--- Start of RECORDS FOR THE EXERCISE ---

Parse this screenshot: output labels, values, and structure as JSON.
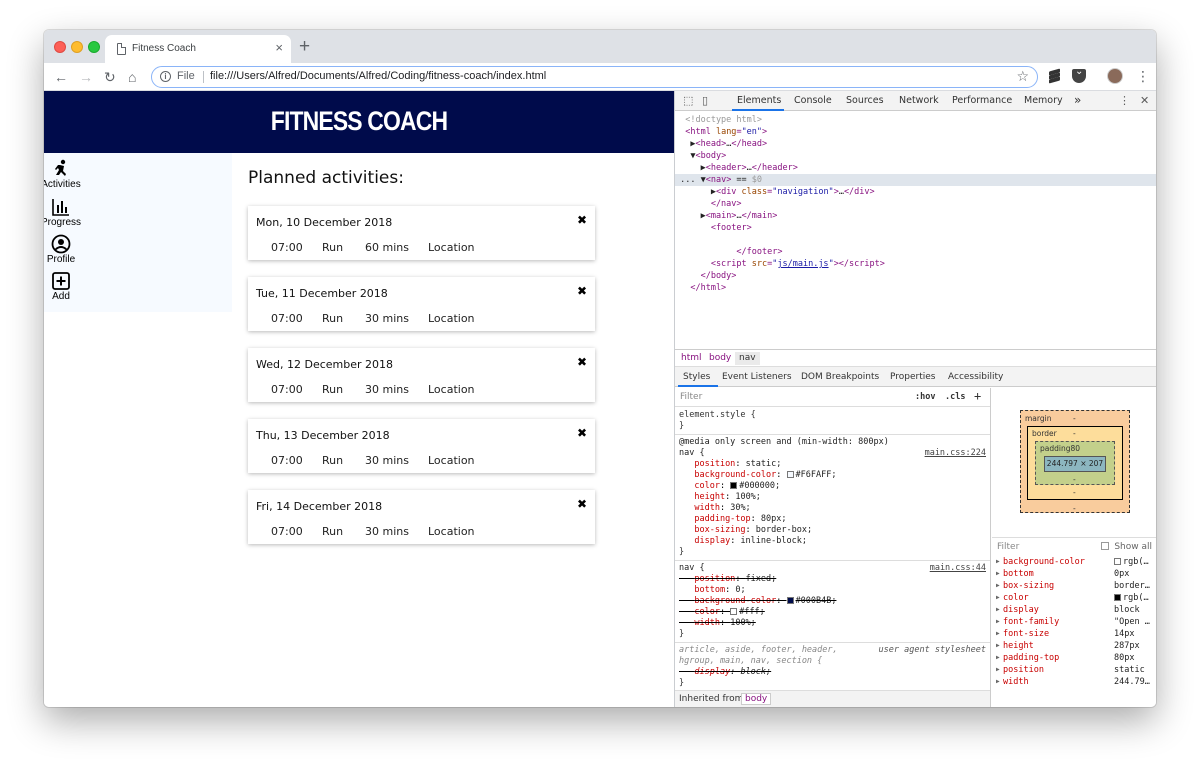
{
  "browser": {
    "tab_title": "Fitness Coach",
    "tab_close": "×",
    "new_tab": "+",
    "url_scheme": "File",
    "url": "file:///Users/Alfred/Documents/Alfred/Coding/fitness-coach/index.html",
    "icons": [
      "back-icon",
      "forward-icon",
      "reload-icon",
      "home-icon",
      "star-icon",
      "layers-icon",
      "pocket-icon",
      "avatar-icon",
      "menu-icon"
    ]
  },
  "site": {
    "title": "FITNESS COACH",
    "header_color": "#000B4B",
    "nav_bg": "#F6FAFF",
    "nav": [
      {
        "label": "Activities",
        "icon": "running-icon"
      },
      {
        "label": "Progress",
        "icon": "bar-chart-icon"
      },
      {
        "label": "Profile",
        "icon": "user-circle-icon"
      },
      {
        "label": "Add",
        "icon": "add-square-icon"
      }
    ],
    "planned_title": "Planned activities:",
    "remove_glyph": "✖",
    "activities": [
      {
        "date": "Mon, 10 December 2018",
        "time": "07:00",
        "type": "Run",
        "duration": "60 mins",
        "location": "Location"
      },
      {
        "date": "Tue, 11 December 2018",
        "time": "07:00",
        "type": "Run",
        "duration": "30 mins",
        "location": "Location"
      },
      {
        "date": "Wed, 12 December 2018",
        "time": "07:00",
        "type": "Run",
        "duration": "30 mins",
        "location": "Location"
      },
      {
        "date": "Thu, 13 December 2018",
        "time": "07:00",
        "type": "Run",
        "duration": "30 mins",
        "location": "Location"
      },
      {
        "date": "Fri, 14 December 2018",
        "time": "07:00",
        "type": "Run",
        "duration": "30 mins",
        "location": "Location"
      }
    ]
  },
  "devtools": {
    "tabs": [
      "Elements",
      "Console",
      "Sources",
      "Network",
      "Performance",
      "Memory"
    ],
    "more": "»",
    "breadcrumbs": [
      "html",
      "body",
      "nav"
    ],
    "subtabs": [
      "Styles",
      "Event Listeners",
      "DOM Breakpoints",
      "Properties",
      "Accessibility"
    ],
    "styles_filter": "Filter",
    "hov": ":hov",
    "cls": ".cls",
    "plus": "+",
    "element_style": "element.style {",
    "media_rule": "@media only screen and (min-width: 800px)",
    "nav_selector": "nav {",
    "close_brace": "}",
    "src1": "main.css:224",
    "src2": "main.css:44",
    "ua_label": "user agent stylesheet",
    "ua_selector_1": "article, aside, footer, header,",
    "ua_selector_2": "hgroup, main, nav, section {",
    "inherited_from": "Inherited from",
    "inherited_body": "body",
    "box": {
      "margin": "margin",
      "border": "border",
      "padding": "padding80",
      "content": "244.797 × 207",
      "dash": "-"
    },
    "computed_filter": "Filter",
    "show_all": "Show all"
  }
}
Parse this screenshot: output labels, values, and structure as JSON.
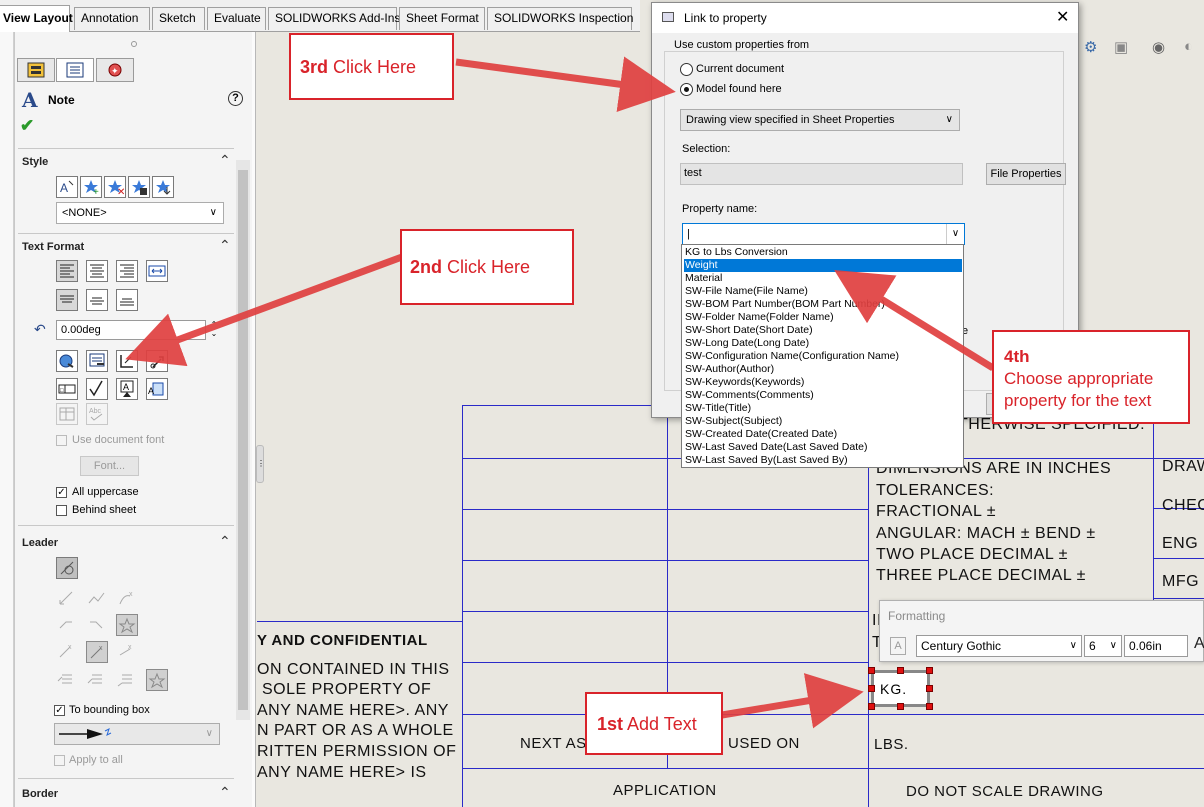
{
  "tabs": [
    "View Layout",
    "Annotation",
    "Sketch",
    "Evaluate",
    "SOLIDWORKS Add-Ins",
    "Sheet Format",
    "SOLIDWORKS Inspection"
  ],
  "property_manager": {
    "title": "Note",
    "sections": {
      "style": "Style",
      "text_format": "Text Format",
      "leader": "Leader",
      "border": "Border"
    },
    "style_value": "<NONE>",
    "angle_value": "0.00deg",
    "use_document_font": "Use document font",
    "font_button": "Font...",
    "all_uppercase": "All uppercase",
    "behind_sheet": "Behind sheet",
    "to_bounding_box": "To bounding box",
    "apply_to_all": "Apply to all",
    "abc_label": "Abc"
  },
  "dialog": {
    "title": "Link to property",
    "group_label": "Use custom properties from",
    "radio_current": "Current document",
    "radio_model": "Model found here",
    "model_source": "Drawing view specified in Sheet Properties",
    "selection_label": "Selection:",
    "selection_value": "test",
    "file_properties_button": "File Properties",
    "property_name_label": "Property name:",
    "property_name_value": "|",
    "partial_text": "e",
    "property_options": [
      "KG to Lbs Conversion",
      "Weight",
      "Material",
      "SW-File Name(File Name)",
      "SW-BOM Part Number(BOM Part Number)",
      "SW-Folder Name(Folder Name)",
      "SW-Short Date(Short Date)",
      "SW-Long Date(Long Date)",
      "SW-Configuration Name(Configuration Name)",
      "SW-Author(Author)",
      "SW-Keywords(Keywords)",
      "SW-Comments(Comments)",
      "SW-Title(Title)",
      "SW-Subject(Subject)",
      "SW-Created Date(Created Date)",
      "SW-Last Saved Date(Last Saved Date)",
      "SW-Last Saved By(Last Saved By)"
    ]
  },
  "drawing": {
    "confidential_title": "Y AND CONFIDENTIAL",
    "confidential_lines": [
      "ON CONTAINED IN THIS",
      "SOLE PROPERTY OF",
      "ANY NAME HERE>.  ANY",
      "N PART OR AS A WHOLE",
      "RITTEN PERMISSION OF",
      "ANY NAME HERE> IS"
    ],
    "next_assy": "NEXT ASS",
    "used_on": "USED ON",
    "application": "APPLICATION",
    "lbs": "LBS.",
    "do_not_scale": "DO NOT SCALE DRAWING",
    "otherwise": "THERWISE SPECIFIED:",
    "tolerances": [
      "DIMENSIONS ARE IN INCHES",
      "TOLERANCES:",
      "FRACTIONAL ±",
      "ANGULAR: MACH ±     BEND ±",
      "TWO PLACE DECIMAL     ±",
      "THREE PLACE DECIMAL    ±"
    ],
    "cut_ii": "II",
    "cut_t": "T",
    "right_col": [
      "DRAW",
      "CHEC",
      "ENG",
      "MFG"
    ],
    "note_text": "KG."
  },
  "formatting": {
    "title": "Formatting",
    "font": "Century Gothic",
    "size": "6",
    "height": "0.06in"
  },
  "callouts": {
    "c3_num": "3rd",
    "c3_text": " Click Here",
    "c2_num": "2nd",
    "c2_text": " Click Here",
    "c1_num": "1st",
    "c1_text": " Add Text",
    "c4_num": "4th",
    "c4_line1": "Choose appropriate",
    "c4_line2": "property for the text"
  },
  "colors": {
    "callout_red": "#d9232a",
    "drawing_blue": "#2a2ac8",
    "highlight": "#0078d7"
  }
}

--- End of RECORDS FOR THE EXERCISE ---

- _WHAT IS REQUIRED_
Word for word, quote the lines above. Omit the pictures.

- _FINISHED EXERCISE_
Parse this screenshot: output labels, values, and structure as JSON.
{
  "browser": {
    "tab_title": "Fitness Coach",
    "tab_close": "×",
    "new_tab": "+",
    "url_scheme": "File",
    "url": "file:///Users/Alfred/Documents/Alfred/Coding/fitness-coach/index.html",
    "icons": [
      "back-icon",
      "forward-icon",
      "reload-icon",
      "home-icon",
      "star-icon",
      "layers-icon",
      "pocket-icon",
      "avatar-icon",
      "menu-icon"
    ]
  },
  "site": {
    "title": "FITNESS COACH",
    "header_color": "#000B4B",
    "nav_bg": "#F6FAFF",
    "nav": [
      {
        "label": "Activities",
        "icon": "running-icon"
      },
      {
        "label": "Progress",
        "icon": "bar-chart-icon"
      },
      {
        "label": "Profile",
        "icon": "user-circle-icon"
      },
      {
        "label": "Add",
        "icon": "add-square-icon"
      }
    ],
    "planned_title": "Planned activities:",
    "remove_glyph": "✖",
    "activities": [
      {
        "date": "Mon, 10 December 2018",
        "time": "07:00",
        "type": "Run",
        "duration": "60 mins",
        "location": "Location"
      },
      {
        "date": "Tue, 11 December 2018",
        "time": "07:00",
        "type": "Run",
        "duration": "30 mins",
        "location": "Location"
      },
      {
        "date": "Wed, 12 December 2018",
        "time": "07:00",
        "type": "Run",
        "duration": "30 mins",
        "location": "Location"
      },
      {
        "date": "Thu, 13 December 2018",
        "time": "07:00",
        "type": "Run",
        "duration": "30 mins",
        "location": "Location"
      },
      {
        "date": "Fri, 14 December 2018",
        "time": "07:00",
        "type": "Run",
        "duration": "30 mins",
        "location": "Location"
      }
    ]
  },
  "devtools": {
    "tabs": [
      "Elements",
      "Console",
      "Sources",
      "Network",
      "Performance",
      "Memory"
    ],
    "more": "»",
    "breadcrumbs": [
      "html",
      "body",
      "nav"
    ],
    "subtabs": [
      "Styles",
      "Event Listeners",
      "DOM Breakpoints",
      "Properties",
      "Accessibility"
    ],
    "styles_filter": "Filter",
    "hov": ":hov",
    "cls": ".cls",
    "plus": "+",
    "element_style": "element.style {",
    "media_rule": "@media only screen and (min-width: 800px)",
    "nav_selector": "nav {",
    "close_brace": "}",
    "src1": "main.css:224",
    "src2": "main.css:44",
    "ua_label": "user agent stylesheet",
    "ua_selector_1": "article, aside, footer, header,",
    "ua_selector_2": "hgroup, main, nav, section {",
    "inherited_from": "Inherited from",
    "inherited_body": "body",
    "box": {
      "margin": "margin",
      "border": "border",
      "padding": "padding80",
      "content": "244.797 × 207",
      "dash": "-"
    },
    "computed_filter": "Filter",
    "show_all": "Show all"
  }
}
Parse this screenshot: output labels, values, and structure as JSON.
{
  "tabs": [
    "View Layout",
    "Annotation",
    "Sketch",
    "Evaluate",
    "SOLIDWORKS Add-Ins",
    "Sheet Format",
    "SOLIDWORKS Inspection"
  ],
  "property_manager": {
    "title": "Note",
    "sections": {
      "style": "Style",
      "text_format": "Text Format",
      "leader": "Leader",
      "border": "Border"
    },
    "style_value": "<NONE>",
    "angle_value": "0.00deg",
    "use_document_font": "Use document font",
    "font_button": "Font...",
    "all_uppercase": "All uppercase",
    "behind_sheet": "Behind sheet",
    "to_bounding_box": "To bounding box",
    "apply_to_all": "Apply to all",
    "abc_label": "Abc"
  },
  "dialog": {
    "title": "Link to property",
    "group_label": "Use custom properties from",
    "radio_current": "Current document",
    "radio_model": "Model found here",
    "model_source": "Drawing view specified in Sheet Properties",
    "selection_label": "Selection:",
    "selection_value": "test",
    "file_properties_button": "File Properties",
    "property_name_label": "Property name:",
    "property_name_value": "|",
    "partial_text": "e",
    "property_options": [
      "KG to Lbs Conversion",
      "Weight",
      "Material",
      "SW-File Name(File Name)",
      "SW-BOM Part Number(BOM Part Number)",
      "SW-Folder Name(Folder Name)",
      "SW-Short Date(Short Date)",
      "SW-Long Date(Long Date)",
      "SW-Configuration Name(Configuration Name)",
      "SW-Author(Author)",
      "SW-Keywords(Keywords)",
      "SW-Comments(Comments)",
      "SW-Title(Title)",
      "SW-Subject(Subject)",
      "SW-Created Date(Created Date)",
      "SW-Last Saved Date(Last Saved Date)",
      "SW-Last Saved By(Last Saved By)"
    ]
  },
  "drawing": {
    "confidential_title": "Y AND CONFIDENTIAL",
    "confidential_lines": [
      "ON CONTAINED IN THIS",
      "SOLE PROPERTY OF",
      "ANY NAME HERE>.  ANY",
      "N PART OR AS A WHOLE",
      "RITTEN PERMISSION OF",
      "ANY NAME HERE> IS"
    ],
    "next_assy": "NEXT ASS",
    "used_on": "USED ON",
    "application": "APPLICATION",
    "lbs": "LBS.",
    "do_not_scale": "DO NOT SCALE DRAWING",
    "otherwise": "THERWISE SPECIFIED:",
    "tolerances": [
      "DIMENSIONS ARE IN INCHES",
      "TOLERANCES:",
      "FRACTIONAL ±",
      "ANGULAR: MACH ±     BEND ±",
      "TWO PLACE DECIMAL     ±",
      "THREE PLACE DECIMAL    ±"
    ],
    "cut_ii": "II",
    "cut_t": "T",
    "right_col": [
      "DRAW",
      "CHEC",
      "ENG",
      "MFG"
    ],
    "note_text": "KG."
  },
  "formatting": {
    "title": "Formatting",
    "font": "Century Gothic",
    "size": "6",
    "height": "0.06in"
  },
  "callouts": {
    "c3_num": "3rd",
    "c3_text": " Click Here",
    "c2_num": "2nd",
    "c2_text": " Click Here",
    "c1_num": "1st",
    "c1_text": " Add Text",
    "c4_num": "4th",
    "c4_line1": "Choose appropriate",
    "c4_line2": "property for the text"
  },
  "colors": {
    "callout_red": "#d9232a",
    "drawing_blue": "#2a2ac8",
    "highlight": "#0078d7"
  }
}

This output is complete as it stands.